Make an exact copy of the listing below.

= = =

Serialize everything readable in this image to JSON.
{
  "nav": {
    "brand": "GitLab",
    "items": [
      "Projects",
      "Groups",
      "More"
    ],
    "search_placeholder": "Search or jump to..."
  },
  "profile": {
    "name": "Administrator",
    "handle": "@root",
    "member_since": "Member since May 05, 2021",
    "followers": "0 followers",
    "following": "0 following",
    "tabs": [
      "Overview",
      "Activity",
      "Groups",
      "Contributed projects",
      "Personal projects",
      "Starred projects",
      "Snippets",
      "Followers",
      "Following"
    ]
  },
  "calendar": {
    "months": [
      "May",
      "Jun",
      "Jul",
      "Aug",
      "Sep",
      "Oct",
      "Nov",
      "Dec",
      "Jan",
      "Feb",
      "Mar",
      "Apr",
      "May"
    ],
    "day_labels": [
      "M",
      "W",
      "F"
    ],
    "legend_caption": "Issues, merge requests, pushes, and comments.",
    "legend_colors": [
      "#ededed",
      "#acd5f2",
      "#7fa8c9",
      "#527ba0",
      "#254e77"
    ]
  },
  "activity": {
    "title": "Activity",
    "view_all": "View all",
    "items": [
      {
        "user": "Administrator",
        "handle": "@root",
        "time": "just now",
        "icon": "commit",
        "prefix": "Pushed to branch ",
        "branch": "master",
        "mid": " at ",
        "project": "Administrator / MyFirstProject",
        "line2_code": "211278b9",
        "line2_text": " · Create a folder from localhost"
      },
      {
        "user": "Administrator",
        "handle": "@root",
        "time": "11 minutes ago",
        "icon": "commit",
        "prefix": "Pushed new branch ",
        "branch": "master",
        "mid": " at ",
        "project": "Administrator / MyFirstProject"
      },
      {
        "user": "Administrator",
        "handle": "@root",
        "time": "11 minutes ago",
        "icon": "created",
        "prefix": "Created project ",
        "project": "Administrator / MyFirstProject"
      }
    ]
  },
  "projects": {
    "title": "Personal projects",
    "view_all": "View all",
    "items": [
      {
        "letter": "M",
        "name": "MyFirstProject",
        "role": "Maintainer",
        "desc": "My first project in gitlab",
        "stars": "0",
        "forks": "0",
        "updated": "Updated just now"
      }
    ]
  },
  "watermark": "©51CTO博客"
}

= = =

(Correct result)
Serialize everything readable in this image to JSON.
{
  "nav": {
    "brand": "GitLab",
    "items": [
      "Projects",
      "Groups",
      "More"
    ],
    "search_placeholder": "Search or jump to..."
  },
  "profile": {
    "name": "Administrator",
    "handle": "@root",
    "member_since": "Member since May 05, 2021",
    "followers": "0 followers",
    "following": "0 following",
    "tabs": [
      "Overview",
      "Activity",
      "Groups",
      "Contributed projects",
      "Personal projects",
      "Starred projects",
      "Snippets",
      "Followers",
      "Following"
    ]
  },
  "calendar": {
    "months": [
      "May",
      "Jun",
      "Jul",
      "Aug",
      "Sep",
      "Oct",
      "Nov",
      "Dec",
      "Jan",
      "Feb",
      "Mar",
      "Apr",
      "May"
    ],
    "day_labels": [
      "M",
      "W",
      "F"
    ],
    "legend_caption": "Issues, merge requests, pushes, and comments.",
    "legend_colors": [
      "#ededed",
      "#acd5f2",
      "#7fa8c9",
      "#527ba0",
      "#254e77"
    ]
  },
  "activity": {
    "title": "Activity",
    "view_all": "View all",
    "items": [
      {
        "user": "Administrator",
        "handle": "@root",
        "time": "just now",
        "icon": "commit",
        "prefix": "Pushed to branch ",
        "branch": "master",
        "mid": " at ",
        "project": "Administrator / MyFirstProject",
        "line2_code": "211278b9",
        "line2_text": " · Create a folder from localhost"
      },
      {
        "user": "Administrator",
        "handle": "@root",
        "time": "11 minutes ago",
        "icon": "commit",
        "prefix": "Pushed new branch ",
        "branch": "master",
        "mid": " at ",
        "project": "Administrator / MyFirstProject"
      },
      {
        "user": "Administrator",
        "handle": "@root",
        "time": "11 minutes ago",
        "icon": "created",
        "prefix": "Created project ",
        "project": "Administrator / MyFirstProject"
      }
    ]
  },
  "projects": {
    "title": "Personal projects",
    "view_all": "View all",
    "items": [
      {
        "letter": "M",
        "name": "MyFirstProject",
        "role": "Maintainer",
        "desc": "My first project in gitlab",
        "stars": "0",
        "forks": "0",
        "updated": "Updated just now"
      }
    ]
  },
  "watermark": "©51CTO博客"
}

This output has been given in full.